§ EXCERPTED DATA
§
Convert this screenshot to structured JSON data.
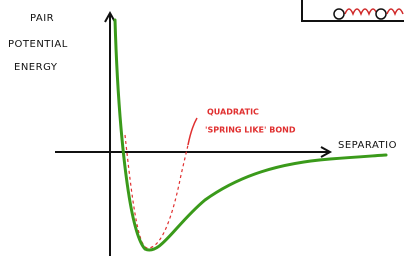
{
  "axes": {
    "y_label": [
      "PAIR",
      "POTENTIAL",
      "ENERGY"
    ],
    "x_label": "SEPARATIO"
  },
  "annotation": {
    "lines": [
      "QUADRATIC",
      "'SPRING LIKE' BOND"
    ]
  }
}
§
§ DIRECTIVE
Restate the data above word for word. Do not include the images.

§ THE REPLY
Convert this screenshot to structured JSON data.
{
  "axes": {
    "y_label": [
      "PAIR",
      "POTENTIAL",
      "ENERGY"
    ],
    "x_label": "SEPARATIO"
  },
  "annotation": {
    "lines": [
      "QUADRATIC",
      "'SPRING LIKE' BOND"
    ]
  }
}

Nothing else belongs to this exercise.